WORKING DATA:
** begin **

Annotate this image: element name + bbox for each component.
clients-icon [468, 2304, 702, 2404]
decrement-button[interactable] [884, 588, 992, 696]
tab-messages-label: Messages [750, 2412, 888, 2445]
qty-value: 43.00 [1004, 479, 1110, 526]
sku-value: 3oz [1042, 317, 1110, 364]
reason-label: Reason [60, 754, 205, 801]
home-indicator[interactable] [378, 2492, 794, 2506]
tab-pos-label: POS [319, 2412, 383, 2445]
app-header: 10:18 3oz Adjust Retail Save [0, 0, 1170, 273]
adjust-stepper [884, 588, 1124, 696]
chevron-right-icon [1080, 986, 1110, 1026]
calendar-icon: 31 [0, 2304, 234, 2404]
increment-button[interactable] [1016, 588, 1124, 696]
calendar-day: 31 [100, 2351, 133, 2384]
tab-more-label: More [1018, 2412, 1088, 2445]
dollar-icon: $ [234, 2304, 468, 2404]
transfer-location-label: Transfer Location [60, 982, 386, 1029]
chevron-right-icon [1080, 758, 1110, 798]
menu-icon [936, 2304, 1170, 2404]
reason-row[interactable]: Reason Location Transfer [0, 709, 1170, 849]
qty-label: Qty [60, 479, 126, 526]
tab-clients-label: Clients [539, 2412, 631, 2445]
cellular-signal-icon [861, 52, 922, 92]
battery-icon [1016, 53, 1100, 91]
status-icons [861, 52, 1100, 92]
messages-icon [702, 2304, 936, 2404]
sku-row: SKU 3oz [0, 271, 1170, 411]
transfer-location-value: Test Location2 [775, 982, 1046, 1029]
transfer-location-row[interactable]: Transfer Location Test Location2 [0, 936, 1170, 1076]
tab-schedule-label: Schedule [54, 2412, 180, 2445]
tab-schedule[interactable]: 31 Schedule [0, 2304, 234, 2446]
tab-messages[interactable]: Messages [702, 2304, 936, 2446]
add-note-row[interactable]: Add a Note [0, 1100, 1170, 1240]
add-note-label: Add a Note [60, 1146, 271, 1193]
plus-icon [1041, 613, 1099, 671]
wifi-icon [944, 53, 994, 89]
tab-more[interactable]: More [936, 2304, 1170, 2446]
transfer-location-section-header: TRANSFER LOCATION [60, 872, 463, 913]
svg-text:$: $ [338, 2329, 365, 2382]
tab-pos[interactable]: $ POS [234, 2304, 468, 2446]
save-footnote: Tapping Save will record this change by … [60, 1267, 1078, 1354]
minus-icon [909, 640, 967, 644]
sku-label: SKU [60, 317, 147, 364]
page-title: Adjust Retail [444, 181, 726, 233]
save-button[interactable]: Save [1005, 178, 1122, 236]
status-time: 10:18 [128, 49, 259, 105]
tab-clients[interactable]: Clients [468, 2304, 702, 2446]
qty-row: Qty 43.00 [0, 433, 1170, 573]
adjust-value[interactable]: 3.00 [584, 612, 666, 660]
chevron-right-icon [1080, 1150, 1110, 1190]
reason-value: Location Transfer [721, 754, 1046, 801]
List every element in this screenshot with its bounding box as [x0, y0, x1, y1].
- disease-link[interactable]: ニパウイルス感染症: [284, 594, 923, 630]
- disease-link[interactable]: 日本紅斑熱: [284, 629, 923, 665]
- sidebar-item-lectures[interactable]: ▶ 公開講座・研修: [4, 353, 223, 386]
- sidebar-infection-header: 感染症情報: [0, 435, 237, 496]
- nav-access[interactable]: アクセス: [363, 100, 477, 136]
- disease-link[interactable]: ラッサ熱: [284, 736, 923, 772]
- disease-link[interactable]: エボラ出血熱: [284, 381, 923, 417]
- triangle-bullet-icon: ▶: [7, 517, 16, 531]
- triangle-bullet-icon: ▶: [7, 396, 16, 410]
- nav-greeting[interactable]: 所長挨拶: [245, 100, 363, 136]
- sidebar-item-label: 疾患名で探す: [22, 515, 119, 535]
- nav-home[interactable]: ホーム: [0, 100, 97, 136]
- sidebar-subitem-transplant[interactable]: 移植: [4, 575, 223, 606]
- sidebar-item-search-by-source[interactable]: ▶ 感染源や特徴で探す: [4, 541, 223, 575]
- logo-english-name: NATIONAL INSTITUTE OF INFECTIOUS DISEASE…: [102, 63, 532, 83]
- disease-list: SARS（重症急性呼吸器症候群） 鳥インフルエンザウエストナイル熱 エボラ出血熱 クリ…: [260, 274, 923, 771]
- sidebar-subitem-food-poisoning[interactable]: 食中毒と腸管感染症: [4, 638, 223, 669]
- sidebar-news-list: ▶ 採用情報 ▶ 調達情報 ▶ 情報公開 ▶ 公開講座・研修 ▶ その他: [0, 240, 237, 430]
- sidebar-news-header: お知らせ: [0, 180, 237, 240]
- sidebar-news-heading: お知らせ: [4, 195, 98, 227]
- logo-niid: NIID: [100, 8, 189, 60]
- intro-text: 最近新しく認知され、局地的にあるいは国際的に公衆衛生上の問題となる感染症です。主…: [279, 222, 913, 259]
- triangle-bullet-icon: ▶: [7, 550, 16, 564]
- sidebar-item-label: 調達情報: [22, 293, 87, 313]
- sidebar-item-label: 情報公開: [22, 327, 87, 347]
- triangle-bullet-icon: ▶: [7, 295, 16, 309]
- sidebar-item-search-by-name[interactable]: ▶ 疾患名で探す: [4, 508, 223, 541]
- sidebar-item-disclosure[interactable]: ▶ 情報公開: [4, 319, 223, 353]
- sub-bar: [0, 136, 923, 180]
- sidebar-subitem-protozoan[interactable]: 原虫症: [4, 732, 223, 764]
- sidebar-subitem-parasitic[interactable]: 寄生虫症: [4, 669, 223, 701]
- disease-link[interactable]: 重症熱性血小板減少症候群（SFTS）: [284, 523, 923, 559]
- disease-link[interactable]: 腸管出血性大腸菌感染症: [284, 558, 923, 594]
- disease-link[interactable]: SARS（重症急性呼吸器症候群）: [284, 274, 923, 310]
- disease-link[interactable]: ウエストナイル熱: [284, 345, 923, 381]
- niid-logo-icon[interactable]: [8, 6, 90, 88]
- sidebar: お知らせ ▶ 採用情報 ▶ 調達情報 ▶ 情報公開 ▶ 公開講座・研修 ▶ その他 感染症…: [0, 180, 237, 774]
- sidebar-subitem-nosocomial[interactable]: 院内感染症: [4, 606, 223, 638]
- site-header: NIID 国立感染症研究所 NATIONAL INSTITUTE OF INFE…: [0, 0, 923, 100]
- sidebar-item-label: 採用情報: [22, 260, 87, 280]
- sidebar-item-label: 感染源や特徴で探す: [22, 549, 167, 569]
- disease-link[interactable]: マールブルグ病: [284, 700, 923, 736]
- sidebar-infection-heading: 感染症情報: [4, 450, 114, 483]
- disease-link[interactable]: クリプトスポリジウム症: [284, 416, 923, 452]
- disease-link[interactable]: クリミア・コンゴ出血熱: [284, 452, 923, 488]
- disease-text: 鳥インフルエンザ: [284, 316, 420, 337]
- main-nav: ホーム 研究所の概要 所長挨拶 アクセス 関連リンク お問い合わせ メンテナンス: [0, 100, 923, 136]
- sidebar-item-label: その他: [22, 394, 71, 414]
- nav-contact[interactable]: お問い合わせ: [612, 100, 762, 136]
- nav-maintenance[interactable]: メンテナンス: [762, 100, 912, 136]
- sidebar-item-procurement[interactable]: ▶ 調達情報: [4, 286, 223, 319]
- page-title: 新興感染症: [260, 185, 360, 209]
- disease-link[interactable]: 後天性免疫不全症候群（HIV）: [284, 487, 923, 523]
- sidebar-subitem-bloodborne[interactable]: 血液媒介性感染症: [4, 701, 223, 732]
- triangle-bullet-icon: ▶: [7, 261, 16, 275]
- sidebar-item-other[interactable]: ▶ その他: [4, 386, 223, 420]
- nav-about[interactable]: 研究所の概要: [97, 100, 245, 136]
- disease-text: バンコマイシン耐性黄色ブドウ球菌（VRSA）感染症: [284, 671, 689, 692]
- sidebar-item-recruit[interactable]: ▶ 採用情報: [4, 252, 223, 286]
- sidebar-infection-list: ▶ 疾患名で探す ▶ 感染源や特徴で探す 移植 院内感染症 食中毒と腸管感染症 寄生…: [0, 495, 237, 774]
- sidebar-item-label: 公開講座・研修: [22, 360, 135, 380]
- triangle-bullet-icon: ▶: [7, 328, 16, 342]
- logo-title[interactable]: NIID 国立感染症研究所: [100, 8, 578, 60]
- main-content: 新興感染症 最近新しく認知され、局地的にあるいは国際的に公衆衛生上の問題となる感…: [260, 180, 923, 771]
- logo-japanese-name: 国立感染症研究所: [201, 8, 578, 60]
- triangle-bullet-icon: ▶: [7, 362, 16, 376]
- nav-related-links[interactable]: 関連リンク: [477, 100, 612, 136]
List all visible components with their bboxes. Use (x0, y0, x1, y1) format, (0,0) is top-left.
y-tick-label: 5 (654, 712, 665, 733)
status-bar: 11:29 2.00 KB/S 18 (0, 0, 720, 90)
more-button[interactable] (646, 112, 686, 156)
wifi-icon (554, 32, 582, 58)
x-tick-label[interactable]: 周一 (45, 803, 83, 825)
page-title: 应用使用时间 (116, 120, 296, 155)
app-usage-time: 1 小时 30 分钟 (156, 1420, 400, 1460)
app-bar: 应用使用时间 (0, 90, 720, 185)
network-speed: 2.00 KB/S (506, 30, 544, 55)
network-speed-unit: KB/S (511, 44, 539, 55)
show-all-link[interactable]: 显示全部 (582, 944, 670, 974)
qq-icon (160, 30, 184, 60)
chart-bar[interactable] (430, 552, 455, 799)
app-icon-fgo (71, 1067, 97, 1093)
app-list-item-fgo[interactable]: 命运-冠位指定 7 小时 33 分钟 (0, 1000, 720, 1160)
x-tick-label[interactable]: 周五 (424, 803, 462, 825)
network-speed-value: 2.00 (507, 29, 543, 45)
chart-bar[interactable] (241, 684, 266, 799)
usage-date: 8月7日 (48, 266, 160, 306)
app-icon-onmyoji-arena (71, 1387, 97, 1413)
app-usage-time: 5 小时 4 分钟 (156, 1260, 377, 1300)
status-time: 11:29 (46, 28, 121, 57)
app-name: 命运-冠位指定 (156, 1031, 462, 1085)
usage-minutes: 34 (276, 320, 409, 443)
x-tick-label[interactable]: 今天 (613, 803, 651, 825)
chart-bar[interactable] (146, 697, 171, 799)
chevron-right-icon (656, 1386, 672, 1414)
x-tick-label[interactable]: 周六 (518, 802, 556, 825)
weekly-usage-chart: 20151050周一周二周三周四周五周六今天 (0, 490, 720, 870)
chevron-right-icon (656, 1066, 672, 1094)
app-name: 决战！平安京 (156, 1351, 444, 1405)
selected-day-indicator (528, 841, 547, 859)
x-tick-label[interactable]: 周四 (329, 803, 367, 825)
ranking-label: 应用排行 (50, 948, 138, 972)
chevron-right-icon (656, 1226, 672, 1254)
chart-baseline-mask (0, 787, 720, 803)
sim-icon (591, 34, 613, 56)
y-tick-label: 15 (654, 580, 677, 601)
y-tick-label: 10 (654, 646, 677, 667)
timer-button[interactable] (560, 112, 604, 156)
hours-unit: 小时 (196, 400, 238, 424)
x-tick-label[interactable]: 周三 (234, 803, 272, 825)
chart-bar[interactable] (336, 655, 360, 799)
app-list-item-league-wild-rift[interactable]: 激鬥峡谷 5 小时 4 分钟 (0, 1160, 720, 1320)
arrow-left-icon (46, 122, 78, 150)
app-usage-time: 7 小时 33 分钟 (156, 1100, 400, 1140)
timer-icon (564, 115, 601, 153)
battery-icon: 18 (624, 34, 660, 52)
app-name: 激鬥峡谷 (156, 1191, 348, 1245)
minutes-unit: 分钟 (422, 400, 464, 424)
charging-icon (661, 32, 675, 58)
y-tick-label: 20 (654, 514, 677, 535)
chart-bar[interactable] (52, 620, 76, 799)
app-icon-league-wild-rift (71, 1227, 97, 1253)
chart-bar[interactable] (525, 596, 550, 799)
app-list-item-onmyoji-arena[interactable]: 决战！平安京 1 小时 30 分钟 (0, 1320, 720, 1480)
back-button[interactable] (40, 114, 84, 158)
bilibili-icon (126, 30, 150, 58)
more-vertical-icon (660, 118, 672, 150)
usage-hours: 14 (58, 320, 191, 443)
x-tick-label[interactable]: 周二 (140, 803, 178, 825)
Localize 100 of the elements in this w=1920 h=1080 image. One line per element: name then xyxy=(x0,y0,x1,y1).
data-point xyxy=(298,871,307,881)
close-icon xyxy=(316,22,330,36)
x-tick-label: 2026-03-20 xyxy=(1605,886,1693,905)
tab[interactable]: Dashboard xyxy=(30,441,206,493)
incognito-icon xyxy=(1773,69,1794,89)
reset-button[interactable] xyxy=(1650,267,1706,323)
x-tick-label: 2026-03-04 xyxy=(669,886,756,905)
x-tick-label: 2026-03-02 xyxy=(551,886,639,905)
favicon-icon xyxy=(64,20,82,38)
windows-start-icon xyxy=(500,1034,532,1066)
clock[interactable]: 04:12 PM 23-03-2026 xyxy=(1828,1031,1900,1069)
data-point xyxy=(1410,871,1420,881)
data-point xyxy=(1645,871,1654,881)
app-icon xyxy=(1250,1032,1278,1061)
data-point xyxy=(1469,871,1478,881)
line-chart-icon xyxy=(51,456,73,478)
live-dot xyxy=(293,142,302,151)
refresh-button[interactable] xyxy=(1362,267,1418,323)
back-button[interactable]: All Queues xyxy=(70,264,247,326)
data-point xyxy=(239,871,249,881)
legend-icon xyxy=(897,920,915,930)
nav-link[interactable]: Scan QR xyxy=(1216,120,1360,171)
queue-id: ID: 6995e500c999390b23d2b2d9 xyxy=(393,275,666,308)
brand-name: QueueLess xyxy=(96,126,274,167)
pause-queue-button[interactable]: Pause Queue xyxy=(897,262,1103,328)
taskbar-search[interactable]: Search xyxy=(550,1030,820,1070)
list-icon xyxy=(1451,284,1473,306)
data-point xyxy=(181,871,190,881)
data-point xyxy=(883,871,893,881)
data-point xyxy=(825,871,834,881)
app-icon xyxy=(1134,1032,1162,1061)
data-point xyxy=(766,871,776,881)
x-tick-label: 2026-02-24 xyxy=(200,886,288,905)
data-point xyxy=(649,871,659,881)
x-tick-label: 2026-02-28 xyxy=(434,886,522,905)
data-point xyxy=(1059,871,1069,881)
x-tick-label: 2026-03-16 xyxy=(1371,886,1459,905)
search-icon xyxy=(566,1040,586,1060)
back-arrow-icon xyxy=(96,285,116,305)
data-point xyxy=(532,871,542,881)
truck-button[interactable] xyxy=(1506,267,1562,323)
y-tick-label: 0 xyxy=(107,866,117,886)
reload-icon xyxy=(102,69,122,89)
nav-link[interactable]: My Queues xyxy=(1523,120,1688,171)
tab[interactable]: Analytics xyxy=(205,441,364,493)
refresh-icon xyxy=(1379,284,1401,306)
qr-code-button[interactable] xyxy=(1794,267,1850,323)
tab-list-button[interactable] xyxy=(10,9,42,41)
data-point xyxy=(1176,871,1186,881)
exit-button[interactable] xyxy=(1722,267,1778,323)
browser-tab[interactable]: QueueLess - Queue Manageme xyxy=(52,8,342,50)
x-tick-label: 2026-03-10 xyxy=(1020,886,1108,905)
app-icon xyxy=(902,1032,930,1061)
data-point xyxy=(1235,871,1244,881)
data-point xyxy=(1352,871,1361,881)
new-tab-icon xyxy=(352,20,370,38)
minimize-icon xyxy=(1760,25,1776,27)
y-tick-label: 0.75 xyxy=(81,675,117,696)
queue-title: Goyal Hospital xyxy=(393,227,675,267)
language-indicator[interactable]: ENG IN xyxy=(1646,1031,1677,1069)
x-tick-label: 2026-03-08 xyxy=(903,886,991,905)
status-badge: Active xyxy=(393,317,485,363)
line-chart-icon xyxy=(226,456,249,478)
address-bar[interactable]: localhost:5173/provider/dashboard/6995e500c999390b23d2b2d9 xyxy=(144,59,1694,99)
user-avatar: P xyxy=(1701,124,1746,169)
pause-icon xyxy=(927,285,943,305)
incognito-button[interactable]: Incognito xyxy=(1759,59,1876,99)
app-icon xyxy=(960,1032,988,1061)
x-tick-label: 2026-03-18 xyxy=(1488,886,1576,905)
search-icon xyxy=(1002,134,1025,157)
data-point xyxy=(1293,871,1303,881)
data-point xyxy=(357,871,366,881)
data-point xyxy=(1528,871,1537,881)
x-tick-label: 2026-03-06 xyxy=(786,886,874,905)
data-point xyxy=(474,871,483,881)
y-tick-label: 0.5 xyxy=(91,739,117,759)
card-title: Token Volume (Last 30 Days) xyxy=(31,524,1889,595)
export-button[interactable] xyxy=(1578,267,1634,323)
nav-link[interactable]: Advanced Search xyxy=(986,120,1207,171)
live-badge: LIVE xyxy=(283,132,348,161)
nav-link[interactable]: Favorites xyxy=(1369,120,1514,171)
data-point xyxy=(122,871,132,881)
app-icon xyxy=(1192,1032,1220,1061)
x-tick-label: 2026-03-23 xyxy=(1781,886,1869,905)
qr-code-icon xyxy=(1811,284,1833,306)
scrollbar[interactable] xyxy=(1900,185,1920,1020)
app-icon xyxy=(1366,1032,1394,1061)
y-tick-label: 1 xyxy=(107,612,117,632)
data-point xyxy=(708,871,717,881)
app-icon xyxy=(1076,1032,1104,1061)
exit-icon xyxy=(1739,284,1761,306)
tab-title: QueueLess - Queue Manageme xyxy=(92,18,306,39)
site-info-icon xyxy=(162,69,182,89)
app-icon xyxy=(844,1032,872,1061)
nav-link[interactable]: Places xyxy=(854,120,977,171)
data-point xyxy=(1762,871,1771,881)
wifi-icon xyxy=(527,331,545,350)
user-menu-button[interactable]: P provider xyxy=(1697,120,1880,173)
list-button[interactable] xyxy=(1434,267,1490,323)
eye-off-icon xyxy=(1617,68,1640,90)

** end **

EXERCISE REQUIREMENTS:
Can you rewrite everything from the start of the records down to the line containing "increment-button[interactable] [1016, 588, 1124, 696]", putting "quantity-stepper" in place of "adjust-stepper" and leaving all else unchanged?

THE REPLY:
Annotate this image: element name + bbox for each component.
clients-icon [468, 2304, 702, 2404]
decrement-button[interactable] [884, 588, 992, 696]
tab-messages-label: Messages [750, 2412, 888, 2445]
qty-value: 43.00 [1004, 479, 1110, 526]
sku-value: 3oz [1042, 317, 1110, 364]
reason-label: Reason [60, 754, 205, 801]
home-indicator[interactable] [378, 2492, 794, 2506]
tab-pos-label: POS [319, 2412, 383, 2445]
app-header: 10:18 3oz Adjust Retail Save [0, 0, 1170, 273]
quantity-stepper [884, 588, 1124, 696]
chevron-right-icon [1080, 986, 1110, 1026]
calendar-icon: 31 [0, 2304, 234, 2404]
increment-button[interactable] [1016, 588, 1124, 696]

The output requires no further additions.